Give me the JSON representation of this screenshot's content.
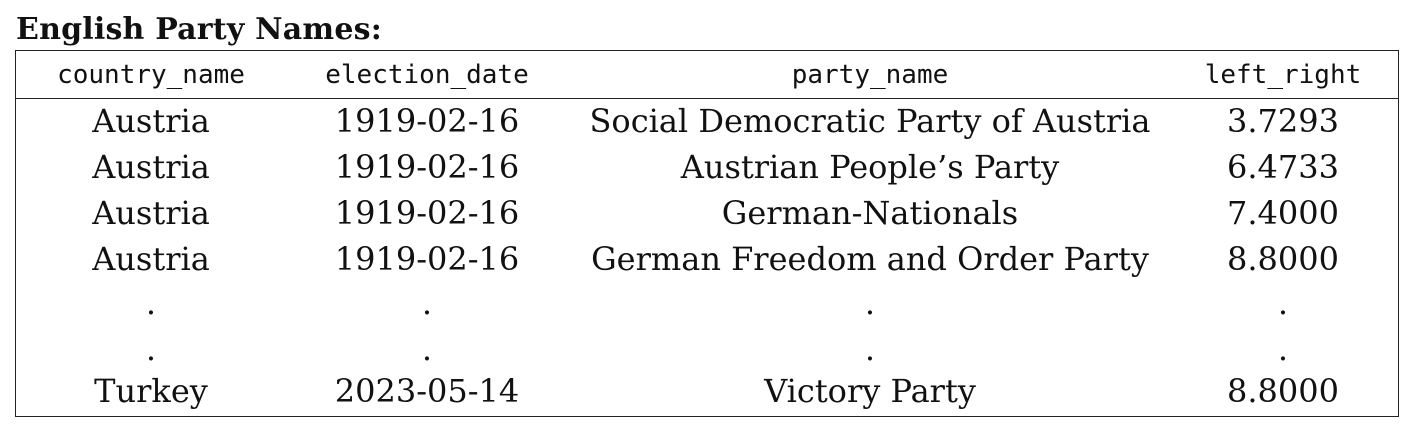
{
  "title": "English Party Names:",
  "columns": [
    "country_name",
    "election_date",
    "party_name",
    "left_right"
  ],
  "rows": [
    [
      "Austria",
      "1919-02-16",
      "Social Democratic Party of Austria",
      "3.7293"
    ],
    [
      "Austria",
      "1919-02-16",
      "Austrian People’s Party",
      "6.4733"
    ],
    [
      "Austria",
      "1919-02-16",
      "German-Nationals",
      "7.4000"
    ],
    [
      "Austria",
      "1919-02-16",
      "German Freedom and Order Party",
      "8.8000"
    ],
    [
      ".",
      ".",
      ".",
      "."
    ],
    [
      ".",
      ".",
      ".",
      "."
    ],
    [
      "Turkey",
      "2023-05-14",
      "Victory Party",
      "8.8000"
    ]
  ]
}
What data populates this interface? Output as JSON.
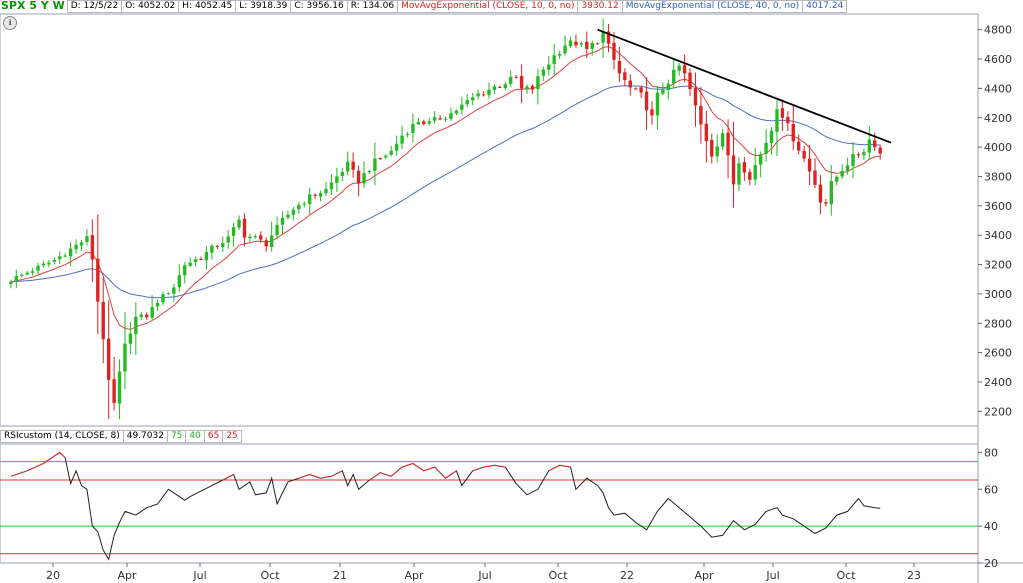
{
  "header": {
    "symbol": "SPX 5 Y W",
    "date": "D: 12/5/22",
    "open": "O: 4052.02",
    "high": "H: 4052.45",
    "low": "L: 3918.39",
    "close": "C: 3956.16",
    "range": "R: 134.06",
    "ema10_label": "MovAvgExponential (CLOSE, 10, 0, no)",
    "ema10_value": "3930.12",
    "ema40_label": "MovAvgExponential (CLOSE, 40, 0, no)",
    "ema40_value": "4017.24"
  },
  "rsi_header": {
    "label": "RSIcustom (14, CLOSE, 8)",
    "value": "49.7032",
    "level1": "75",
    "level2": "40",
    "level3": "65",
    "level4": "25"
  },
  "icons": {
    "tool": "info-circle-icon"
  },
  "colors": {
    "up": "#22bb22",
    "down": "#dd2222",
    "ema10": "#e04040",
    "ema40": "#4a70c8",
    "trendline": "#000000",
    "rsi": "#202020",
    "rsi_green": "#30c030",
    "rsi_red": "#e03030",
    "symbol": "#009900"
  },
  "chart_data": [
    {
      "type": "candlestick",
      "ylim": [
        2100,
        4900
      ],
      "yticks": [
        2200,
        2400,
        2600,
        2800,
        3000,
        3200,
        3400,
        3600,
        3800,
        4000,
        4200,
        4400,
        4600,
        4800
      ],
      "x_ticks": [
        "20",
        "Apr",
        "Jul",
        "Oct",
        "21",
        "Apr",
        "Jul",
        "Oct",
        "22",
        "Apr",
        "Jul",
        "Oct",
        "23"
      ],
      "grid": false,
      "series": [
        {
          "name": "MovAvgExponential (CLOSE, 10, 0, no)"
        },
        {
          "name": "MovAvgExponential (CLOSE, 40, 0, no)"
        }
      ],
      "close_path": [
        [
          0,
          3095
        ],
        [
          8,
          3230
        ],
        [
          12,
          3330
        ],
        [
          14,
          3380
        ],
        [
          15,
          3240
        ],
        [
          16,
          2950
        ],
        [
          17,
          2700
        ],
        [
          18,
          2400
        ],
        [
          19,
          2250
        ],
        [
          20,
          2460
        ],
        [
          21,
          2650
        ],
        [
          23,
          2840
        ],
        [
          25,
          2850
        ],
        [
          27,
          2950
        ],
        [
          30,
          3050
        ],
        [
          32,
          3200
        ],
        [
          35,
          3250
        ],
        [
          37,
          3310
        ],
        [
          40,
          3380
        ],
        [
          42,
          3500
        ],
        [
          43,
          3400
        ],
        [
          45,
          3380
        ],
        [
          47,
          3340
        ],
        [
          48,
          3400
        ],
        [
          50,
          3500
        ],
        [
          52,
          3580
        ],
        [
          55,
          3660
        ],
        [
          58,
          3710
        ],
        [
          60,
          3800
        ],
        [
          62,
          3880
        ],
        [
          64,
          3770
        ],
        [
          67,
          3900
        ],
        [
          70,
          3970
        ],
        [
          72,
          4080
        ],
        [
          75,
          4180
        ],
        [
          77,
          4160
        ],
        [
          79,
          4200
        ],
        [
          81,
          4230
        ],
        [
          83,
          4280
        ],
        [
          86,
          4360
        ],
        [
          89,
          4410
        ],
        [
          91,
          4440
        ],
        [
          93,
          4470
        ],
        [
          94,
          4390
        ],
        [
          96,
          4400
        ],
        [
          98,
          4530
        ],
        [
          100,
          4620
        ],
        [
          102,
          4700
        ],
        [
          104,
          4710
        ],
        [
          106,
          4660
        ],
        [
          108,
          4730
        ],
        [
          109,
          4780
        ],
        [
          110,
          4680
        ],
        [
          112,
          4500
        ],
        [
          114,
          4400
        ],
        [
          116,
          4350
        ],
        [
          118,
          4200
        ],
        [
          119,
          4350
        ],
        [
          121,
          4450
        ],
        [
          123,
          4550
        ],
        [
          124,
          4490
        ],
        [
          125,
          4390
        ],
        [
          127,
          4150
        ],
        [
          129,
          3950
        ],
        [
          131,
          4100
        ],
        [
          133,
          3750
        ],
        [
          134,
          3900
        ],
        [
          136,
          3800
        ],
        [
          138,
          3950
        ],
        [
          140,
          4120
        ],
        [
          141,
          4280
        ],
        [
          142,
          4220
        ],
        [
          144,
          4060
        ],
        [
          146,
          3920
        ],
        [
          148,
          3750
        ],
        [
          149,
          3640
        ],
        [
          150,
          3620
        ],
        [
          151,
          3750
        ],
        [
          153,
          3850
        ],
        [
          155,
          3930
        ],
        [
          157,
          3980
        ],
        [
          158,
          4050
        ],
        [
          159,
          4020
        ],
        [
          160,
          3956
        ]
      ],
      "trendline": {
        "from": [
          108,
          4800
        ],
        "to": [
          162,
          4030
        ]
      }
    },
    {
      "type": "line",
      "title": "RSIcustom (14, CLOSE, 8)",
      "ylim": [
        20,
        84
      ],
      "yticks": [
        20,
        40,
        60,
        80
      ],
      "levels": [
        75,
        40,
        65,
        25
      ],
      "values": [
        [
          0,
          67
        ],
        [
          3,
          70
        ],
        [
          6,
          74
        ],
        [
          8,
          78
        ],
        [
          9,
          80
        ],
        [
          10,
          77
        ],
        [
          11,
          63
        ],
        [
          12,
          70
        ],
        [
          13,
          62
        ],
        [
          14,
          60
        ],
        [
          15,
          40
        ],
        [
          16,
          37
        ],
        [
          17,
          27
        ],
        [
          18,
          22
        ],
        [
          19,
          35
        ],
        [
          20,
          42
        ],
        [
          21,
          48
        ],
        [
          23,
          46
        ],
        [
          25,
          50
        ],
        [
          27,
          52
        ],
        [
          28,
          56
        ],
        [
          29,
          60
        ],
        [
          30,
          58
        ],
        [
          32,
          54
        ],
        [
          33,
          56
        ],
        [
          35,
          59
        ],
        [
          37,
          62
        ],
        [
          39,
          65
        ],
        [
          41,
          68
        ],
        [
          42,
          60
        ],
        [
          44,
          64
        ],
        [
          45,
          57
        ],
        [
          47,
          58
        ],
        [
          48,
          66
        ],
        [
          49,
          52
        ],
        [
          50,
          58
        ],
        [
          51,
          64
        ],
        [
          53,
          66
        ],
        [
          55,
          68
        ],
        [
          57,
          66
        ],
        [
          59,
          67
        ],
        [
          61,
          70
        ],
        [
          62,
          62
        ],
        [
          63,
          68
        ],
        [
          64,
          60
        ],
        [
          66,
          65
        ],
        [
          68,
          69
        ],
        [
          70,
          67
        ],
        [
          72,
          72
        ],
        [
          74,
          74
        ],
        [
          76,
          70
        ],
        [
          78,
          72
        ],
        [
          80,
          66
        ],
        [
          82,
          70
        ],
        [
          83,
          62
        ],
        [
          85,
          70
        ],
        [
          87,
          72
        ],
        [
          89,
          73
        ],
        [
          91,
          72
        ],
        [
          93,
          63
        ],
        [
          95,
          57
        ],
        [
          97,
          60
        ],
        [
          99,
          70
        ],
        [
          101,
          73
        ],
        [
          103,
          72
        ],
        [
          104,
          60
        ],
        [
          106,
          66
        ],
        [
          108,
          62
        ],
        [
          109,
          58
        ],
        [
          110,
          50
        ],
        [
          111,
          46
        ],
        [
          113,
          47
        ],
        [
          115,
          42
        ],
        [
          117,
          38
        ],
        [
          119,
          48
        ],
        [
          121,
          55
        ],
        [
          123,
          50
        ],
        [
          125,
          45
        ],
        [
          127,
          40
        ],
        [
          129,
          34
        ],
        [
          131,
          35
        ],
        [
          133,
          43
        ],
        [
          135,
          38
        ],
        [
          137,
          41
        ],
        [
          139,
          48
        ],
        [
          141,
          50
        ],
        [
          142,
          46
        ],
        [
          144,
          44
        ],
        [
          146,
          40
        ],
        [
          148,
          36
        ],
        [
          150,
          39
        ],
        [
          152,
          46
        ],
        [
          154,
          48
        ],
        [
          156,
          55
        ],
        [
          157,
          51
        ],
        [
          159,
          50
        ],
        [
          160,
          49.7
        ]
      ]
    }
  ]
}
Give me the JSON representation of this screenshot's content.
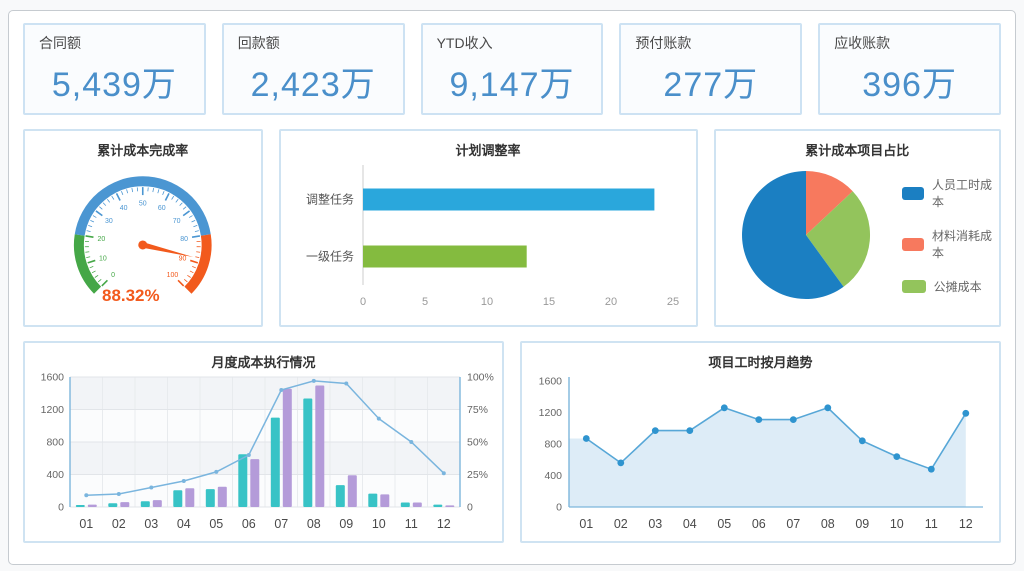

# [WHAT TO WORK ON]
Working from the listing above, pick out every line that has "title" and copy it.

# [SOLUTION TO THIS PROBLEM]
  "title": "English Party Names:",
      "title": "RSIcustom (14, CLOSE, 8)",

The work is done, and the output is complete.